BEGIN Material for this task

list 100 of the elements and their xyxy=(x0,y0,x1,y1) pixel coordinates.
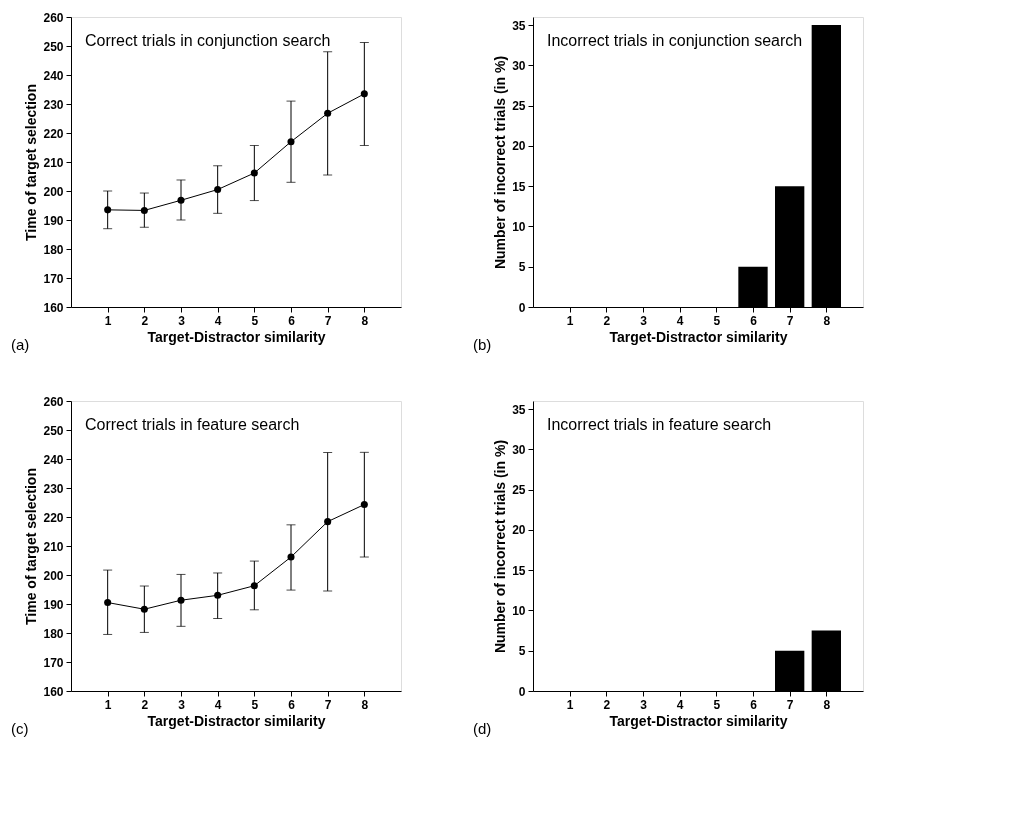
text: (d) xyxy=(473,720,492,737)
y-tick-label: 0 xyxy=(518,300,526,315)
y-axis-title: Number of incorrect trials (in %) xyxy=(492,55,509,270)
point xyxy=(104,206,112,214)
y-tick-label: 200 xyxy=(43,184,64,199)
y-tick-label: 240 xyxy=(43,68,64,83)
x-tick-label: 6 xyxy=(750,313,758,328)
y-tick-label: 230 xyxy=(43,481,64,496)
x-tick-label: 6 xyxy=(750,697,758,712)
y-tick-label: 220 xyxy=(43,126,64,141)
x-tick-label: 4 xyxy=(214,697,222,712)
y-tick-label: 210 xyxy=(43,155,64,170)
y-tick-label: 250 xyxy=(43,39,64,54)
y-axis-title: Time of target selection xyxy=(23,84,40,241)
y-tick-label: 260 xyxy=(43,10,64,25)
point xyxy=(250,169,258,177)
y-tick-label: 35 xyxy=(512,18,526,33)
x-axis-title: Target-Distractor similarity xyxy=(147,712,326,729)
text: Incorrect trials in conjunction search xyxy=(547,32,803,49)
point xyxy=(214,186,222,194)
point xyxy=(140,605,148,613)
x-tick-label: 5 xyxy=(713,313,721,328)
y-tick-label: 180 xyxy=(43,242,64,257)
text: (b) xyxy=(473,336,492,353)
y-tick-label: 0 xyxy=(518,684,526,699)
x-tick-label: 4 xyxy=(676,313,684,328)
point xyxy=(287,138,295,146)
text: (a) xyxy=(11,336,30,353)
x-tick-label: 4 xyxy=(214,313,222,328)
point xyxy=(360,501,368,509)
y-tick-label: 260 xyxy=(43,394,64,409)
x-tick-label: 6 xyxy=(288,697,296,712)
x-tick-label: 8 xyxy=(823,313,831,328)
x-tick-label: 7 xyxy=(324,313,332,328)
x-tick-label: 3 xyxy=(640,697,648,712)
x-tick-label: 2 xyxy=(141,697,149,712)
y-tick-label: 5 xyxy=(518,644,526,659)
x-tick-label: 8 xyxy=(361,313,369,328)
y-tick-label: 25 xyxy=(512,99,526,114)
x-tick-label: 5 xyxy=(251,313,259,328)
x-tick-label: 1 xyxy=(104,313,112,328)
point xyxy=(287,553,295,561)
x-tick-label: 4 xyxy=(676,697,684,712)
x-axis-title: Target-Distractor similarity xyxy=(609,712,788,729)
y-tick-label: 200 xyxy=(43,568,64,583)
point xyxy=(360,90,368,98)
x-tick-label: 7 xyxy=(786,313,794,328)
text: Correct trials in conjunction search xyxy=(85,32,331,49)
x-tick-label: 6 xyxy=(288,313,296,328)
text: Correct trials in feature search xyxy=(85,416,300,433)
x-tick-label: 7 xyxy=(324,697,332,712)
y-tick-label: 15 xyxy=(512,563,526,578)
point xyxy=(140,206,148,214)
y-tick-label: 160 xyxy=(43,684,64,699)
x-axis-title: Target-Distractor similarity xyxy=(609,328,788,345)
y-tick-label: 170 xyxy=(43,655,64,670)
y-tick-label: 25 xyxy=(512,483,526,498)
point xyxy=(324,109,332,117)
x-tick-label: 3 xyxy=(178,697,186,712)
y-tick-label: 250 xyxy=(43,423,64,438)
y-tick-label: 15 xyxy=(512,179,526,194)
y-tick-label: 30 xyxy=(512,58,526,73)
x-tick-label: 5 xyxy=(713,697,721,712)
x-tick-label: 2 xyxy=(141,313,149,328)
point xyxy=(177,196,185,204)
point xyxy=(324,518,332,526)
text: Incorrect trials in feature search xyxy=(547,416,772,433)
y-tick-label: 30 xyxy=(512,442,526,457)
point xyxy=(104,599,112,607)
point xyxy=(214,591,222,599)
y-tick-label: 160 xyxy=(43,300,64,315)
x-tick-label: 8 xyxy=(823,697,831,712)
x-tick-label: 2 xyxy=(603,313,611,328)
x-tick-label: 1 xyxy=(566,313,574,328)
x-tick-label: 8 xyxy=(361,697,369,712)
y-tick-label: 230 xyxy=(43,97,64,112)
y-tick-label: 5 xyxy=(518,260,526,275)
x-tick-label: 1 xyxy=(104,697,112,712)
y-tick-label: 190 xyxy=(43,597,64,612)
text: (c) xyxy=(11,720,29,737)
y-tick-label: 35 xyxy=(512,402,526,417)
x-tick-label: 3 xyxy=(178,313,186,328)
point xyxy=(177,596,185,604)
x-axis-title: Target-Distractor similarity xyxy=(147,328,326,345)
y-tick-label: 170 xyxy=(43,271,64,286)
y-tick-label: 190 xyxy=(43,213,64,228)
y-tick-label: 210 xyxy=(43,539,64,554)
x-tick-label: 2 xyxy=(603,697,611,712)
y-tick-label: 10 xyxy=(512,603,526,618)
x-tick-label: 7 xyxy=(786,697,794,712)
y-axis-title: Time of target selection xyxy=(23,468,40,625)
x-tick-label: 5 xyxy=(251,697,259,712)
y-tick-label: 180 xyxy=(43,626,64,641)
point xyxy=(250,582,258,590)
y-tick-label: 20 xyxy=(512,523,526,538)
y-axis-title: Number of incorrect trials (in %) xyxy=(492,439,509,654)
y-tick-label: 20 xyxy=(512,139,526,154)
x-tick-label: 3 xyxy=(640,313,648,328)
x-tick-label: 1 xyxy=(566,697,574,712)
y-tick-label: 240 xyxy=(43,452,64,467)
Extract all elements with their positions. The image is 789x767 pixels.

END Material for this task

Copy out every one of the lines above word for word, leaving out the pictures.

list 100 of the elements and their xyxy=(x0,y0,x1,y1) pixel coordinates.
text: (d) xyxy=(473,720,492,737)
y-tick-label: 0 xyxy=(518,300,526,315)
y-axis-title: Number of incorrect trials (in %) xyxy=(492,55,509,270)
point xyxy=(104,206,112,214)
y-tick-label: 200 xyxy=(43,184,64,199)
y-tick-label: 240 xyxy=(43,68,64,83)
x-tick-label: 6 xyxy=(750,313,758,328)
y-tick-label: 230 xyxy=(43,481,64,496)
x-tick-label: 6 xyxy=(750,697,758,712)
y-tick-label: 220 xyxy=(43,126,64,141)
x-tick-label: 4 xyxy=(214,697,222,712)
y-tick-label: 210 xyxy=(43,155,64,170)
y-tick-label: 250 xyxy=(43,39,64,54)
y-axis-title: Time of target selection xyxy=(23,84,40,241)
y-tick-label: 260 xyxy=(43,10,64,25)
point xyxy=(250,169,258,177)
y-tick-label: 35 xyxy=(512,18,526,33)
x-axis-title: Target-Distractor similarity xyxy=(147,712,326,729)
text: Incorrect trials in conjunction search xyxy=(547,32,803,49)
point xyxy=(214,186,222,194)
point xyxy=(140,605,148,613)
x-tick-label: 5 xyxy=(713,313,721,328)
y-tick-label: 180 xyxy=(43,242,64,257)
text: (b) xyxy=(473,336,492,353)
y-tick-label: 0 xyxy=(518,684,526,699)
x-tick-label: 4 xyxy=(676,313,684,328)
point xyxy=(287,138,295,146)
text: (a) xyxy=(11,336,30,353)
x-tick-label: 4 xyxy=(214,313,222,328)
point xyxy=(360,501,368,509)
y-tick-label: 260 xyxy=(43,394,64,409)
x-tick-label: 6 xyxy=(288,697,296,712)
x-tick-label: 8 xyxy=(823,313,831,328)
x-tick-label: 7 xyxy=(324,313,332,328)
x-tick-label: 3 xyxy=(640,697,648,712)
x-tick-label: 2 xyxy=(141,697,149,712)
y-tick-label: 5 xyxy=(518,644,526,659)
x-tick-label: 8 xyxy=(361,313,369,328)
y-tick-label: 25 xyxy=(512,99,526,114)
x-tick-label: 5 xyxy=(251,313,259,328)
x-tick-label: 1 xyxy=(104,313,112,328)
point xyxy=(287,553,295,561)
x-tick-label: 4 xyxy=(676,697,684,712)
x-axis-title: Target-Distractor similarity xyxy=(609,712,788,729)
y-tick-label: 200 xyxy=(43,568,64,583)
point xyxy=(360,90,368,98)
x-tick-label: 7 xyxy=(786,313,794,328)
text: Correct trials in conjunction search xyxy=(85,32,331,49)
x-tick-label: 6 xyxy=(288,313,296,328)
text: Correct trials in feature search xyxy=(85,416,300,433)
x-tick-label: 7 xyxy=(324,697,332,712)
y-tick-label: 15 xyxy=(512,563,526,578)
point xyxy=(140,206,148,214)
y-tick-label: 160 xyxy=(43,684,64,699)
x-axis-title: Target-Distractor similarity xyxy=(609,328,788,345)
y-tick-label: 170 xyxy=(43,655,64,670)
y-tick-label: 25 xyxy=(512,483,526,498)
point xyxy=(324,109,332,117)
x-tick-label: 3 xyxy=(178,697,186,712)
y-tick-label: 250 xyxy=(43,423,64,438)
y-tick-label: 15 xyxy=(512,179,526,194)
y-tick-label: 30 xyxy=(512,58,526,73)
x-tick-label: 5 xyxy=(713,697,721,712)
x-tick-label: 2 xyxy=(141,313,149,328)
point xyxy=(177,196,185,204)
point xyxy=(324,518,332,526)
text: Incorrect trials in feature search xyxy=(547,416,772,433)
y-tick-label: 30 xyxy=(512,442,526,457)
point xyxy=(104,599,112,607)
point xyxy=(214,591,222,599)
y-tick-label: 160 xyxy=(43,300,64,315)
x-tick-label: 8 xyxy=(823,697,831,712)
x-tick-label: 2 xyxy=(603,313,611,328)
x-tick-label: 1 xyxy=(566,313,574,328)
x-tick-label: 8 xyxy=(361,697,369,712)
y-tick-label: 230 xyxy=(43,97,64,112)
y-tick-label: 5 xyxy=(518,260,526,275)
x-tick-label: 1 xyxy=(104,697,112,712)
y-tick-label: 190 xyxy=(43,597,64,612)
text: (c) xyxy=(11,720,29,737)
y-tick-label: 35 xyxy=(512,402,526,417)
x-tick-label: 3 xyxy=(178,313,186,328)
point xyxy=(177,596,185,604)
x-axis-title: Target-Distractor similarity xyxy=(147,328,326,345)
y-tick-label: 170 xyxy=(43,271,64,286)
y-tick-label: 190 xyxy=(43,213,64,228)
y-tick-label: 210 xyxy=(43,539,64,554)
x-tick-label: 2 xyxy=(603,697,611,712)
y-tick-label: 10 xyxy=(512,603,526,618)
x-tick-label: 7 xyxy=(786,697,794,712)
y-axis-title: Time of target selection xyxy=(23,468,40,625)
x-tick-label: 5 xyxy=(251,697,259,712)
y-tick-label: 180 xyxy=(43,626,64,641)
point xyxy=(250,582,258,590)
y-tick-label: 20 xyxy=(512,523,526,538)
y-axis-title: Number of incorrect trials (in %) xyxy=(492,439,509,654)
y-tick-label: 20 xyxy=(512,139,526,154)
x-tick-label: 3 xyxy=(640,313,648,328)
x-tick-label: 1 xyxy=(566,697,574,712)
y-tick-label: 240 xyxy=(43,452,64,467)
Extract all elements with their positions. The image is 789x767 pixels.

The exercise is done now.